* **WRITTEN PROBLEM**
Will you output the entries below exactly, skipping every image they contain?

### SUPPLIED INFORMATION

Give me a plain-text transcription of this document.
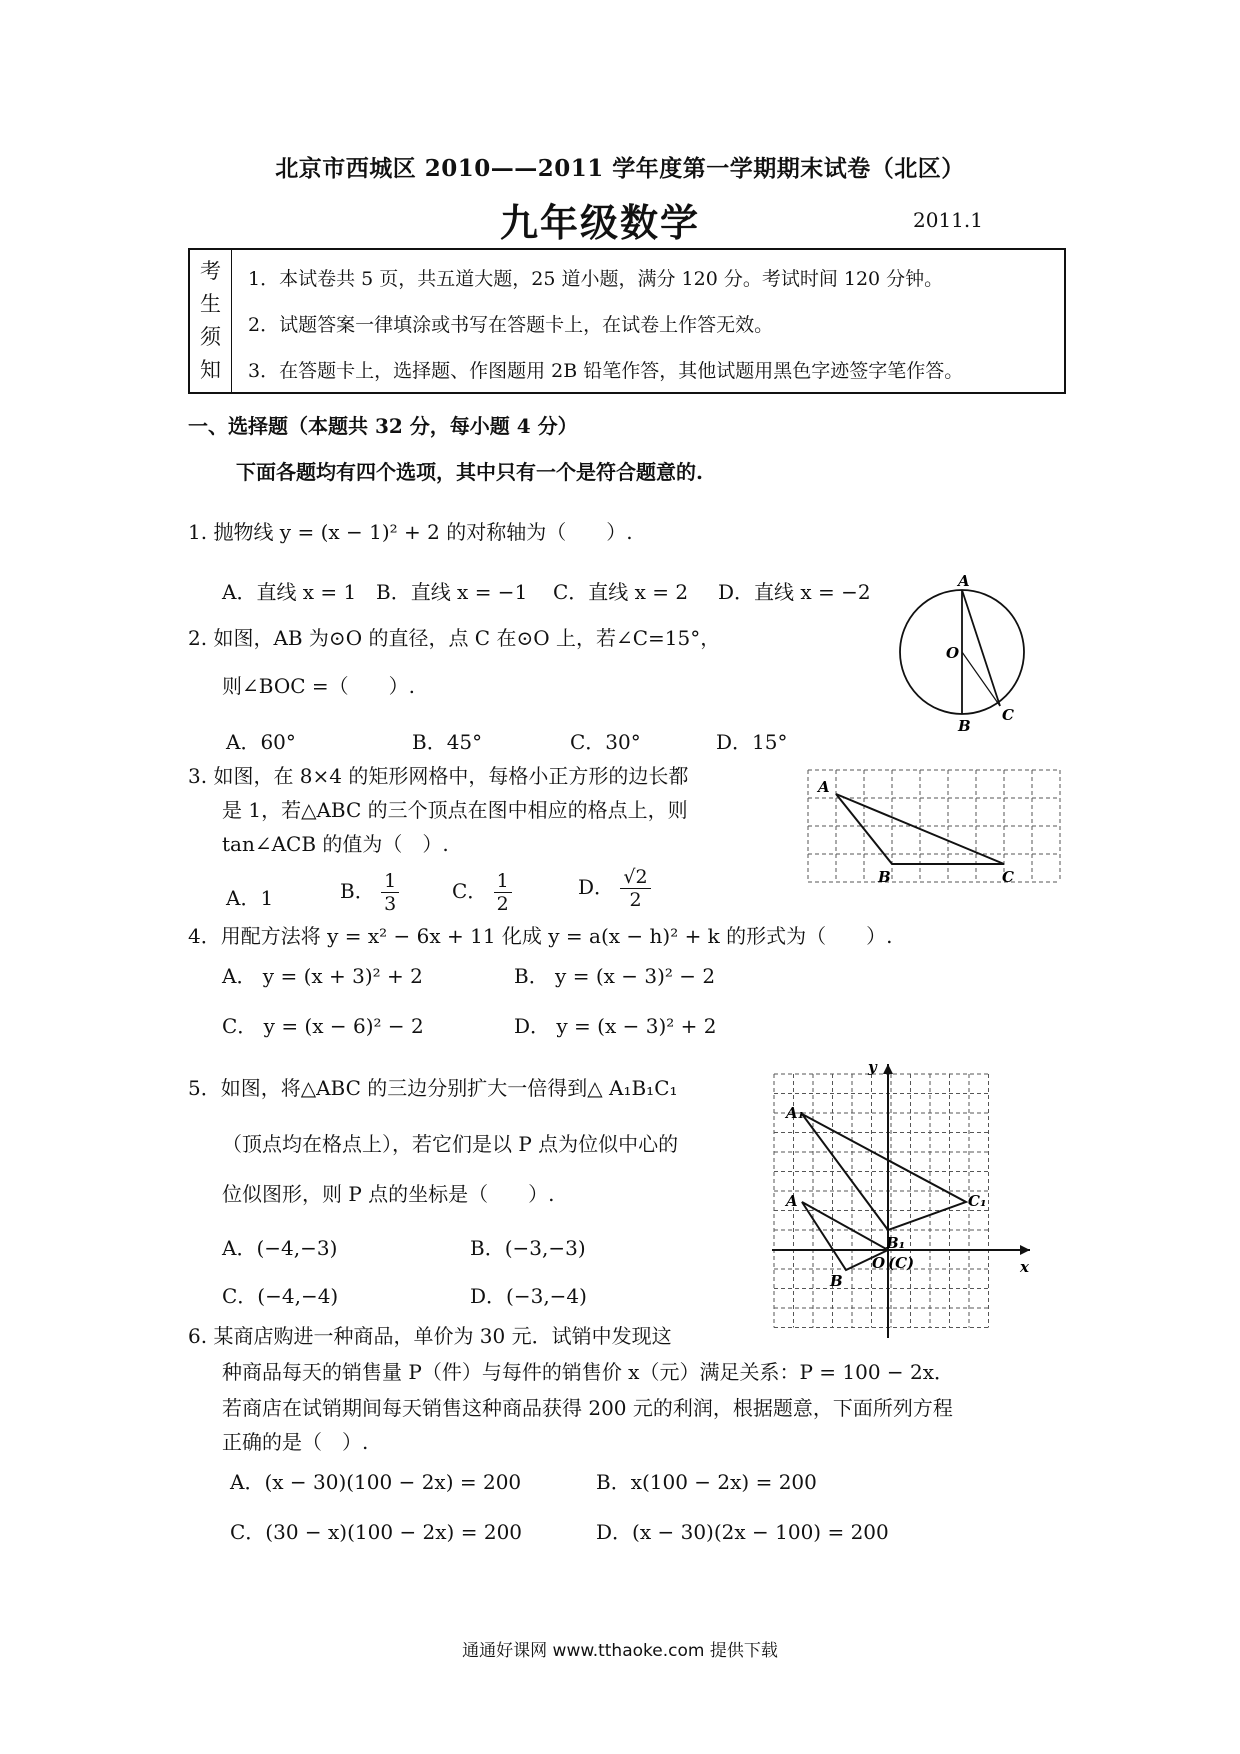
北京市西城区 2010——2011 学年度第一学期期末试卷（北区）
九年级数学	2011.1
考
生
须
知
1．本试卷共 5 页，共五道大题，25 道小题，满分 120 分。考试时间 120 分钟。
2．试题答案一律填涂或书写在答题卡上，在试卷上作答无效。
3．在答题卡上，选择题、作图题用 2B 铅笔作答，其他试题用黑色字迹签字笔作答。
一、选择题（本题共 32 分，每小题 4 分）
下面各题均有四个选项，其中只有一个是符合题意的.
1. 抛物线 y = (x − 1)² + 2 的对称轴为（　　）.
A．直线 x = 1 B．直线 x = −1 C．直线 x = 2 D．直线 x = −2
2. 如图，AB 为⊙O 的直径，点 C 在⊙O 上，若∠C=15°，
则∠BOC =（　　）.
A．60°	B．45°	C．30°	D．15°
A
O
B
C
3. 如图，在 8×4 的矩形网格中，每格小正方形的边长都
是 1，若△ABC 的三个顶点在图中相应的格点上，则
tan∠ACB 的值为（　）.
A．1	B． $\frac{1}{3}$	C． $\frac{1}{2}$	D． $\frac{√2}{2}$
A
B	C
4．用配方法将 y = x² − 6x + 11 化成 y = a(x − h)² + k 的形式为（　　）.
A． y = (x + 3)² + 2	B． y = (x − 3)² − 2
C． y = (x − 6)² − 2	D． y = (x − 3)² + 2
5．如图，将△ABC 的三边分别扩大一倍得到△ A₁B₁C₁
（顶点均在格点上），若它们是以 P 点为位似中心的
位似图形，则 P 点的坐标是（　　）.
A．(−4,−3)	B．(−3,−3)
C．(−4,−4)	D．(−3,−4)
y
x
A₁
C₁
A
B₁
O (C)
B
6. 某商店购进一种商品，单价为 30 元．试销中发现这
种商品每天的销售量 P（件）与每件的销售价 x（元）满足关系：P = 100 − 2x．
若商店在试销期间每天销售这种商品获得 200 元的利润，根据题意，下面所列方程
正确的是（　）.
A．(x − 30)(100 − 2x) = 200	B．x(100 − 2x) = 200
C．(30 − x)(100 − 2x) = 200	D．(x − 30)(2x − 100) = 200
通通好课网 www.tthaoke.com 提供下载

######

* **RESPONSE TO THE EXERCISE**
Give me a plain-text transcription of this document.
北京市西城区 2010——2011 学年度第一学期期末试卷（北区）
九年级数学	2011.1
考
生
须
知
1．本试卷共 5 页，共五道大题，25 道小题，满分 120 分。考试时间 120 分钟。
2．试题答案一律填涂或书写在答题卡上，在试卷上作答无效。
3．在答题卡上，选择题、作图题用 2B 铅笔作答，其他试题用黑色字迹签字笔作答。
一、选择题（本题共 32 分，每小题 4 分）
下面各题均有四个选项，其中只有一个是符合题意的.
1. 抛物线 y = (x − 1)² + 2 的对称轴为（　　）.
A．直线 x = 1 B．直线 x = −1 C．直线 x = 2 D．直线 x = −2
2. 如图，AB 为⊙O 的直径，点 C 在⊙O 上，若∠C=15°，
则∠BOC =（　　）.
A．60°	B．45°	C．30°	D．15°
A
O
B
C
3. 如图，在 8×4 的矩形网格中，每格小正方形的边长都
是 1，若△ABC 的三个顶点在图中相应的格点上，则
tan∠ACB 的值为（　）.
A．1	B． $\frac{1}{3}$	C． $\frac{1}{2}$	D． $\frac{√2}{2}$
A
B	C
4．用配方法将 y = x² − 6x + 11 化成 y = a(x − h)² + k 的形式为（　　）.
A． y = (x + 3)² + 2	B． y = (x − 3)² − 2
C． y = (x − 6)² − 2	D． y = (x − 3)² + 2
5．如图，将△ABC 的三边分别扩大一倍得到△ A₁B₁C₁
（顶点均在格点上），若它们是以 P 点为位似中心的
位似图形，则 P 点的坐标是（　　）.
A．(−4,−3)	B．(−3,−3)
C．(−4,−4)	D．(−3,−4)
y
x
A₁
C₁
A
B₁
O (C)
B
6. 某商店购进一种商品，单价为 30 元．试销中发现这
种商品每天的销售量 P（件）与每件的销售价 x（元）满足关系：P = 100 − 2x．
若商店在试销期间每天销售这种商品获得 200 元的利润，根据题意，下面所列方程
正确的是（　）.
A．(x − 30)(100 − 2x) = 200	B．x(100 − 2x) = 200
C．(30 − x)(100 − 2x) = 200	D．(x − 30)(2x − 100) = 200
通通好课网 www.tthaoke.com 提供下载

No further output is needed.